• AVAILABLE RECORDS:
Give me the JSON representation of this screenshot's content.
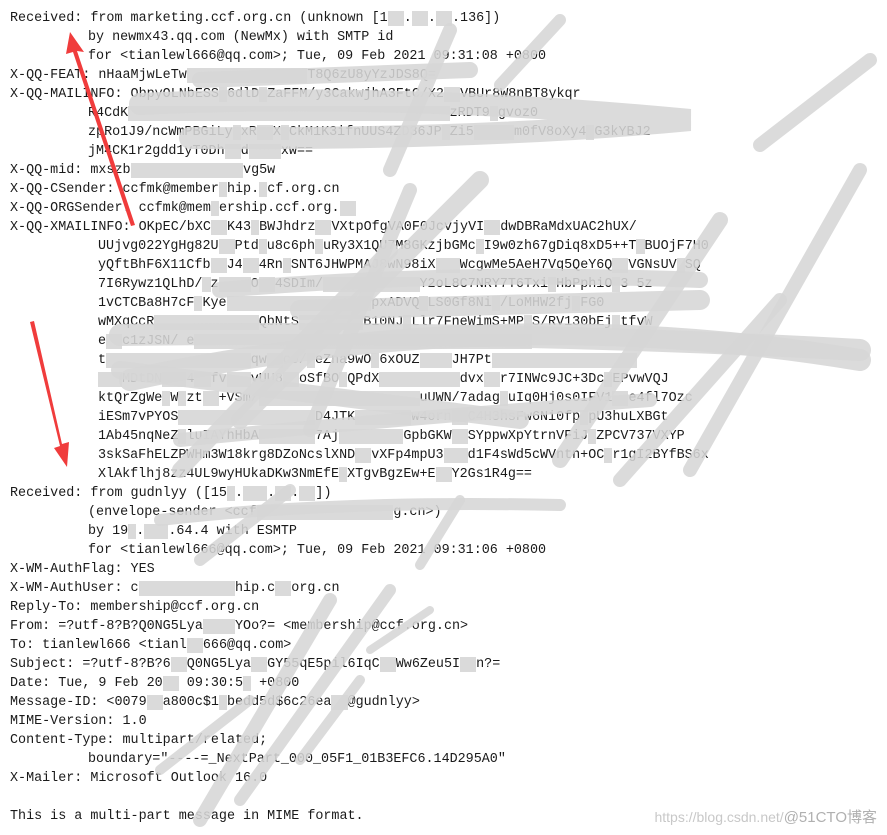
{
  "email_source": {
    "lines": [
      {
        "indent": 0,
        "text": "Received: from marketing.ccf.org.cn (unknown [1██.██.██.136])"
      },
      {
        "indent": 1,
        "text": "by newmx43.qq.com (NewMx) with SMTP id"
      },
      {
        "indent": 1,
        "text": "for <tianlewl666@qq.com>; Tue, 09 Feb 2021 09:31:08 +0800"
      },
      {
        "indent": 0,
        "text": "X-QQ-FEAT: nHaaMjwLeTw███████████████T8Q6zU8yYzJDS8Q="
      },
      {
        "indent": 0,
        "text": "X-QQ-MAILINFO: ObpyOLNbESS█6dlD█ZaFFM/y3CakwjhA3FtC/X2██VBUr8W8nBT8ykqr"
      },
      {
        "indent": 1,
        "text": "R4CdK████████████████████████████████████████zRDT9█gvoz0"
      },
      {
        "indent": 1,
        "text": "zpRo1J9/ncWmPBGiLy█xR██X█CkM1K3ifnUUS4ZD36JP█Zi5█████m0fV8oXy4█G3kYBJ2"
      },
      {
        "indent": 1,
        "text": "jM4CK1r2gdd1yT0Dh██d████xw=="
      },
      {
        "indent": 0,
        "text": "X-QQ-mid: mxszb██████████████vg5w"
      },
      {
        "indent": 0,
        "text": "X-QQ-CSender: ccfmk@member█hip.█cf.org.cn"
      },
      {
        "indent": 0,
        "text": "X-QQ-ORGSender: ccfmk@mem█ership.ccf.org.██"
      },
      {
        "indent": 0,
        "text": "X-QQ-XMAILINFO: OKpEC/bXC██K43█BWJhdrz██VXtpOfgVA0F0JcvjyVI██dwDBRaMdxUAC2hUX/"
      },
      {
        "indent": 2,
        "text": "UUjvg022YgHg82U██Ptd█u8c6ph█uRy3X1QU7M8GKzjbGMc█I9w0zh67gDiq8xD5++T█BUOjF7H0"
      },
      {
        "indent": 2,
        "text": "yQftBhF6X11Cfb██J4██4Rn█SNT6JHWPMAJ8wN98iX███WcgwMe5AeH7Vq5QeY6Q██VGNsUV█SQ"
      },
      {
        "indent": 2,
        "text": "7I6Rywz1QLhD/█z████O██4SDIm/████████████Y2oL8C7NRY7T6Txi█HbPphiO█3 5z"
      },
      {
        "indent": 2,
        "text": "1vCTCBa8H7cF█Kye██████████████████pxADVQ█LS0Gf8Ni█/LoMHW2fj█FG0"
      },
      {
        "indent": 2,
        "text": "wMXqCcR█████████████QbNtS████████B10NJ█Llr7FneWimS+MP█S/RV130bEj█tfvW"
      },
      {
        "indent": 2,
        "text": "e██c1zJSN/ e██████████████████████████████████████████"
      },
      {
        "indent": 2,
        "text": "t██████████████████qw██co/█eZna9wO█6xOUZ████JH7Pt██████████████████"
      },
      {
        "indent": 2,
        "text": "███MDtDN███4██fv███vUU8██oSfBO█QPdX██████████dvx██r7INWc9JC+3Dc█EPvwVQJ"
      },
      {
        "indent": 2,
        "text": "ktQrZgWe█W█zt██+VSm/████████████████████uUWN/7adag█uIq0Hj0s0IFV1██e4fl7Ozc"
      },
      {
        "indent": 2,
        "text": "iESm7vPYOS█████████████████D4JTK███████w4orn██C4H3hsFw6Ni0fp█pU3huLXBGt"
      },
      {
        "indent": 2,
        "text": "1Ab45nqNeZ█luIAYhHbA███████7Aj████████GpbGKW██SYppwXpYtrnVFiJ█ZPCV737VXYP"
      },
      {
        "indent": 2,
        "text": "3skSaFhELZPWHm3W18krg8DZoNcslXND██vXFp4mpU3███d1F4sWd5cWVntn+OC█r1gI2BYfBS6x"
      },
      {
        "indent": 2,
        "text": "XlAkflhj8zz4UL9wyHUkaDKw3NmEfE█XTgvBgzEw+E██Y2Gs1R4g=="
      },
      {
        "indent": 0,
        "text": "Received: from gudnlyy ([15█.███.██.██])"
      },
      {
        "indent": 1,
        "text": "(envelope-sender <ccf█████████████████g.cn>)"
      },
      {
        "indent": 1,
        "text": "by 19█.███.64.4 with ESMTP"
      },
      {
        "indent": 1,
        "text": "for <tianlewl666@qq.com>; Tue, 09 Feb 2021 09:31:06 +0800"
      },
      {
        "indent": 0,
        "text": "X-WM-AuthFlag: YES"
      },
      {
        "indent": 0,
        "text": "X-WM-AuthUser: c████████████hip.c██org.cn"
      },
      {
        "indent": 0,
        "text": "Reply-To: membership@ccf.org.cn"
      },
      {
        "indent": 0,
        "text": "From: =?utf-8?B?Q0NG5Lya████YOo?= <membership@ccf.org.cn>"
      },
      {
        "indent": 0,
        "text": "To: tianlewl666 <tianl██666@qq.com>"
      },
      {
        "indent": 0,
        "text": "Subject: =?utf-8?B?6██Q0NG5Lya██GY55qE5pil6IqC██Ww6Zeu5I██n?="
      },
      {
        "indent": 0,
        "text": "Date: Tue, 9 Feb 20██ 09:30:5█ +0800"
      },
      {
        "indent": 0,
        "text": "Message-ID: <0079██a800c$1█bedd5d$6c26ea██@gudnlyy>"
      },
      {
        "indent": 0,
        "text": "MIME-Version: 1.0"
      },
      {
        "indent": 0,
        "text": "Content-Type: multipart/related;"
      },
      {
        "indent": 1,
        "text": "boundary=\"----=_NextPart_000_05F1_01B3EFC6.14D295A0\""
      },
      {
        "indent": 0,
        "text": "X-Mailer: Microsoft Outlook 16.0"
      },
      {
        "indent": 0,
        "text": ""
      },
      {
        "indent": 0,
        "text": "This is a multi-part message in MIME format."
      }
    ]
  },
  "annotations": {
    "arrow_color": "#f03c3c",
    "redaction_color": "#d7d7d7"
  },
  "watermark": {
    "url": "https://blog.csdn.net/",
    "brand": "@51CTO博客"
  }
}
* * *
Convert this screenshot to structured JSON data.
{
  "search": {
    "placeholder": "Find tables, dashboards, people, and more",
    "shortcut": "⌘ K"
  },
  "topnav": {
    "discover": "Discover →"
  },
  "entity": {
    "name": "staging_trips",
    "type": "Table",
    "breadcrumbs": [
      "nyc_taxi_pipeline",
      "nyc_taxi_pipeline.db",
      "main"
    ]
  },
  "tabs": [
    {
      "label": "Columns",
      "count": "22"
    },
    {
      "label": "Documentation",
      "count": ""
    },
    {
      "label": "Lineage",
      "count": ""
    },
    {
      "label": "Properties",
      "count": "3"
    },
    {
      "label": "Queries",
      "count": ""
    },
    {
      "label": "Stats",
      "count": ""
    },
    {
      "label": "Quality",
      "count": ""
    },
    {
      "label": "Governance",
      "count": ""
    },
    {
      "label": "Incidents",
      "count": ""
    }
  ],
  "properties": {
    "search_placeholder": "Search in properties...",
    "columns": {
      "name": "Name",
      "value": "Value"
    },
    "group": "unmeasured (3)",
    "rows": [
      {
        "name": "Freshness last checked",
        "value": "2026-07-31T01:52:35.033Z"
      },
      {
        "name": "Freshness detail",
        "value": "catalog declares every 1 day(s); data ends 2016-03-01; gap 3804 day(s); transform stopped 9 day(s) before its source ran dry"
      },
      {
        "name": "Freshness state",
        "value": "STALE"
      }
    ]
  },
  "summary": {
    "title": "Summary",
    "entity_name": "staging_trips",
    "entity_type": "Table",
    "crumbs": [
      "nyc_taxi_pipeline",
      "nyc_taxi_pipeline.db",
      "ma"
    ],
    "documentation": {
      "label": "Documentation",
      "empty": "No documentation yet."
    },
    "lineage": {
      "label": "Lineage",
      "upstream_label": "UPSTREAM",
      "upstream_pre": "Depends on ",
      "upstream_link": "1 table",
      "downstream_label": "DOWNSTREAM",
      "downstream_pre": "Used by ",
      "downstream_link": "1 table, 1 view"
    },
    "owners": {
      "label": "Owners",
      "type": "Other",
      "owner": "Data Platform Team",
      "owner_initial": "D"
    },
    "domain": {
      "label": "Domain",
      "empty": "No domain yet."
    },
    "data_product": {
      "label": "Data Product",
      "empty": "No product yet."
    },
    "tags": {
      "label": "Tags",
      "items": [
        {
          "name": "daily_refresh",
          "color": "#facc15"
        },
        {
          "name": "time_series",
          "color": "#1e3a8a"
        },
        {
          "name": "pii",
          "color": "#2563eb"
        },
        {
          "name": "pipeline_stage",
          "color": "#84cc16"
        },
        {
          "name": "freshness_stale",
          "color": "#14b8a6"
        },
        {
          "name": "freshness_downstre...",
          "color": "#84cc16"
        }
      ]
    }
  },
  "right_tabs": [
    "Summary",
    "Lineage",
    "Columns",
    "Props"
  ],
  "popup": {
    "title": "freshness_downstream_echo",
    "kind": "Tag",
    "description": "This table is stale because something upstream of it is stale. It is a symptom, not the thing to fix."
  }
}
==
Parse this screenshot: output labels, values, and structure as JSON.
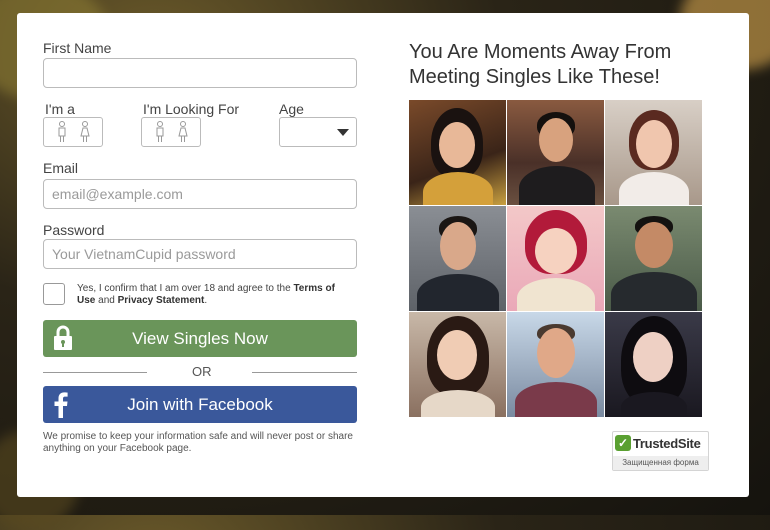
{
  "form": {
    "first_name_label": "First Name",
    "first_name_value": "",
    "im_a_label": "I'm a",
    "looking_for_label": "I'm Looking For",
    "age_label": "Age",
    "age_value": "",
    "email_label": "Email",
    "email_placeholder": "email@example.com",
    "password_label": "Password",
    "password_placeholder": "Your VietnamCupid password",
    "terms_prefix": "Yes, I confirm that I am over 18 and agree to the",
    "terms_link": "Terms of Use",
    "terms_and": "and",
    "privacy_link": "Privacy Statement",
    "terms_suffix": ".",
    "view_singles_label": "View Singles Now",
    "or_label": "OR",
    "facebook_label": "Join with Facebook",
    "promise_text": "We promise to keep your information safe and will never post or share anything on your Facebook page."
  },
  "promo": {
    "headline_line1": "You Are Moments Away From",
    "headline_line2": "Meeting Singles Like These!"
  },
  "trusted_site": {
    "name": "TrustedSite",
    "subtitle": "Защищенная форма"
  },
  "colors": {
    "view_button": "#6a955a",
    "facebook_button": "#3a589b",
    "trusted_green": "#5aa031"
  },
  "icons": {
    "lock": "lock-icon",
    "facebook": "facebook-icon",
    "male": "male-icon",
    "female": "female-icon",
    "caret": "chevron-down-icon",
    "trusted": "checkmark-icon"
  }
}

• WRITTEN PROBLEM: Return each line where "MIME" shows up.

• THE SOLUTION:
        "text": "MIME-Version: 1.0"
        "text": "This is a multi-part message in MIME format."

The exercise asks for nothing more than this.